→ OBJECTIVE:
Gather up the lines that contain "frequency".
======== RECORDS TO PROCESS ========
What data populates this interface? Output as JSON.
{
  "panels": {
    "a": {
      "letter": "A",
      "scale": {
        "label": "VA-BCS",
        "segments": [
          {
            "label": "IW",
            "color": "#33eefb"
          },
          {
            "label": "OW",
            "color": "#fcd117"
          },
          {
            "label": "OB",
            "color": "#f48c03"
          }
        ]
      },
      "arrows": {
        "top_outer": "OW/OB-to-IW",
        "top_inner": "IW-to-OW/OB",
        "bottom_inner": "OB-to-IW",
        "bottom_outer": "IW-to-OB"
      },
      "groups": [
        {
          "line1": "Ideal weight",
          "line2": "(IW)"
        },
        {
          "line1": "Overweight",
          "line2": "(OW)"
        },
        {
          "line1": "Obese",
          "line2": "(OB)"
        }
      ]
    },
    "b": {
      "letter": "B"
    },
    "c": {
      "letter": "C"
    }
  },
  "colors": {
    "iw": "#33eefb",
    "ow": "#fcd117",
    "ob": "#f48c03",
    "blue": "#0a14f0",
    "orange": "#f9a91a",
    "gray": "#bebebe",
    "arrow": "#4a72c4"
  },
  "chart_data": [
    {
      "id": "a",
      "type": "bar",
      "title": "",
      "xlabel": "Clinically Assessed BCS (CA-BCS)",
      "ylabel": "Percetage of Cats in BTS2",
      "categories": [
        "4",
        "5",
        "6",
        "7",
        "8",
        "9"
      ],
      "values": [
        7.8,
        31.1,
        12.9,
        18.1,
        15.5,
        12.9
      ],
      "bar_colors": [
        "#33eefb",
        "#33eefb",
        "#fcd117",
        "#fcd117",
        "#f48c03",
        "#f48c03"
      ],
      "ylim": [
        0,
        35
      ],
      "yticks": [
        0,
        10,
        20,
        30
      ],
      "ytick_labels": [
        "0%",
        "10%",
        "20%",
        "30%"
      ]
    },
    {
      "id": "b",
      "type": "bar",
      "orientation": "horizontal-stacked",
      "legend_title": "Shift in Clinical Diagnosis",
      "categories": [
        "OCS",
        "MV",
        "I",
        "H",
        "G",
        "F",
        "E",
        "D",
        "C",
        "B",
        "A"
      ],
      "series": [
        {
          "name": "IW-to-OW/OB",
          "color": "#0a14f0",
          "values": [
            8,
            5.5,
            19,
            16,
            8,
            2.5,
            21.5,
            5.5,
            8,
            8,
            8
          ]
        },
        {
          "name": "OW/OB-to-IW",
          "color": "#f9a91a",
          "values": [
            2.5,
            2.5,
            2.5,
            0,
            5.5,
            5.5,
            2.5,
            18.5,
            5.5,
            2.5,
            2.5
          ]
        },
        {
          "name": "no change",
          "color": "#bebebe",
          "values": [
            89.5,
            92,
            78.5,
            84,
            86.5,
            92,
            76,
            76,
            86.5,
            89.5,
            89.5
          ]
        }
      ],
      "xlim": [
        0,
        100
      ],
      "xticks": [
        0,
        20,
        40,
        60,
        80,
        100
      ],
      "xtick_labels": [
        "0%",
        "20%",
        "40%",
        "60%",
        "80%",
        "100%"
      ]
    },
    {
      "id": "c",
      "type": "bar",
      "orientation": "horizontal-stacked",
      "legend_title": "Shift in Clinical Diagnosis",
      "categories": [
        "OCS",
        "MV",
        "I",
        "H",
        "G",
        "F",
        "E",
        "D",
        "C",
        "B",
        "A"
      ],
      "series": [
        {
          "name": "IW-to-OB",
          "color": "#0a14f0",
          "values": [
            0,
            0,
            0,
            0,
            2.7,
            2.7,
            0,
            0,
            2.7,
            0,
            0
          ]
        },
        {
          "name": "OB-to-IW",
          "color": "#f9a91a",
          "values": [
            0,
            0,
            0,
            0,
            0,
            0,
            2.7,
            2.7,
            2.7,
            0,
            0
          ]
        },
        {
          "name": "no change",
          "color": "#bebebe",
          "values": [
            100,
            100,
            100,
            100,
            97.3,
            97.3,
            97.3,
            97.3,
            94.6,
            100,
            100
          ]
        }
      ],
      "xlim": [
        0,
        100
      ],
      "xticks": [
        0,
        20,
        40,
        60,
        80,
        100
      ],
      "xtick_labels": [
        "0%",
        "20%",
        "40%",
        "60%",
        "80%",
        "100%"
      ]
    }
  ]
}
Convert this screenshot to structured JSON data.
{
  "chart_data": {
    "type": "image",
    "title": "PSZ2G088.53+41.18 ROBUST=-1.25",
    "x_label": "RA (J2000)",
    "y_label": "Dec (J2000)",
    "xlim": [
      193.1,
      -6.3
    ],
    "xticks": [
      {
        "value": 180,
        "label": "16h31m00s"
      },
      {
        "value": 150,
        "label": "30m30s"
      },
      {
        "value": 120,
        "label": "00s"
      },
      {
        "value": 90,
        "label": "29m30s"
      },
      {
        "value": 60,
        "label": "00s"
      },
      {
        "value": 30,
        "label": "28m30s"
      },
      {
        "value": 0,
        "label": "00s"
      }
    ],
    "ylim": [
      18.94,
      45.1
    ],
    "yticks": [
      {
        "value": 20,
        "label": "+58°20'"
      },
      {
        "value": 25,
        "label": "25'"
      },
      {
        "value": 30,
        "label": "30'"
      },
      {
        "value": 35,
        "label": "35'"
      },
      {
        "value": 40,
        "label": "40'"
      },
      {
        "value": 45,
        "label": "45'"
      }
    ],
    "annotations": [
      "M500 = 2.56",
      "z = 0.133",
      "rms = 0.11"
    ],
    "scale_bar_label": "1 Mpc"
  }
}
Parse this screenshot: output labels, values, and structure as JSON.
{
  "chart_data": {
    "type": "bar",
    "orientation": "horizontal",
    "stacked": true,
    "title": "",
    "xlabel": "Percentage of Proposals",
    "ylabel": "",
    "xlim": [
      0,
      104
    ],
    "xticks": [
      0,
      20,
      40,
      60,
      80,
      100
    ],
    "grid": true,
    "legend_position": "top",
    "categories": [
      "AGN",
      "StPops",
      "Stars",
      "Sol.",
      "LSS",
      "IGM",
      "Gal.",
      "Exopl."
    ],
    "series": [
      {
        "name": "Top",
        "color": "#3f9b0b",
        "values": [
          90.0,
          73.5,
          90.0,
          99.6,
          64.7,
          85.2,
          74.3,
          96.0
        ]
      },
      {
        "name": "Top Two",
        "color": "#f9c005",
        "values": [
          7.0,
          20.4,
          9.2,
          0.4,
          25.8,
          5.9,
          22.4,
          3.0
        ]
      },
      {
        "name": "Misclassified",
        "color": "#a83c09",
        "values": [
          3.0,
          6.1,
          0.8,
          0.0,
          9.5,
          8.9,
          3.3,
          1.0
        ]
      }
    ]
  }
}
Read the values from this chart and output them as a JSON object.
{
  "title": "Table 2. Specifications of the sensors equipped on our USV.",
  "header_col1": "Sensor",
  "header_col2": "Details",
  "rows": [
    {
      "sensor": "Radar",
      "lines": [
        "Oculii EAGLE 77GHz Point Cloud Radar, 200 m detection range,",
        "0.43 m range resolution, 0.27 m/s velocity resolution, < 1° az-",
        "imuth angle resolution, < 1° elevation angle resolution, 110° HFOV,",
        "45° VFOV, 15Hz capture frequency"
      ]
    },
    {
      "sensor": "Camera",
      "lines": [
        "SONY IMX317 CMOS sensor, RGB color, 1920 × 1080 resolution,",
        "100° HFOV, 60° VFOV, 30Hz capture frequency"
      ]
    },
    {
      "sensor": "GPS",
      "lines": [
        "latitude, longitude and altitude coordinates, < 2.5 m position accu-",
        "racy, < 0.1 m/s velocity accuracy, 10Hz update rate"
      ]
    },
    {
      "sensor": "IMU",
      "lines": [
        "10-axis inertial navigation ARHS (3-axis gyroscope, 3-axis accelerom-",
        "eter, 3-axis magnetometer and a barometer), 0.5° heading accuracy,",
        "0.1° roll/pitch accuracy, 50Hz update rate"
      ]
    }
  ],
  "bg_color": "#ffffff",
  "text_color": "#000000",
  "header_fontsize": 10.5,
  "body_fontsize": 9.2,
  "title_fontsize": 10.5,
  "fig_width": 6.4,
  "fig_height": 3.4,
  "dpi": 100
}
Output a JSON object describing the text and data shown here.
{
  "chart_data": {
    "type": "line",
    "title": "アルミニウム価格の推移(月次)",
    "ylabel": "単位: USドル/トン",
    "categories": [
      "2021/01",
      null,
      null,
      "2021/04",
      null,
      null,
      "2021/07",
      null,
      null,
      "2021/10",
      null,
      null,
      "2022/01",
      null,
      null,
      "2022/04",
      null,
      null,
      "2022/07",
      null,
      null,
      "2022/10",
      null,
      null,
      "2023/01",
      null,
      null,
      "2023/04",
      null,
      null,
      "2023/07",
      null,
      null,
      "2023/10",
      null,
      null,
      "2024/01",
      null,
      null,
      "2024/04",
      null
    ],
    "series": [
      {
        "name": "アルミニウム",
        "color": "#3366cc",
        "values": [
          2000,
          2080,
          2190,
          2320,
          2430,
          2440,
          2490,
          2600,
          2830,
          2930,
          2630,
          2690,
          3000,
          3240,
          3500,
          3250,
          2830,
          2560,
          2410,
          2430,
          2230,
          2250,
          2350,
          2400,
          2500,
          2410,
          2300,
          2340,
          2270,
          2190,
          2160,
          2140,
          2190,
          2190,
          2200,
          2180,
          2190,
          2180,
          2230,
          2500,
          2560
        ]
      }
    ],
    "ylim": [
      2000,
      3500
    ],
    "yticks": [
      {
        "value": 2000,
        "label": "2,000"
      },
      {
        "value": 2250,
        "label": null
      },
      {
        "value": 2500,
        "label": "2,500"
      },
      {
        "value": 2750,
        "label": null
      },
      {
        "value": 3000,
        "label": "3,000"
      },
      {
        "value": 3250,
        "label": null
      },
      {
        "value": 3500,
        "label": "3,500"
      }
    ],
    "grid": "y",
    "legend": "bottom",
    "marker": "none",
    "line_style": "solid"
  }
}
========
→ CORRECT RESPONSE:
        "45° VFOV, 15Hz capture frequency"
        "100° HFOV, 60° VFOV, 30Hz capture frequency"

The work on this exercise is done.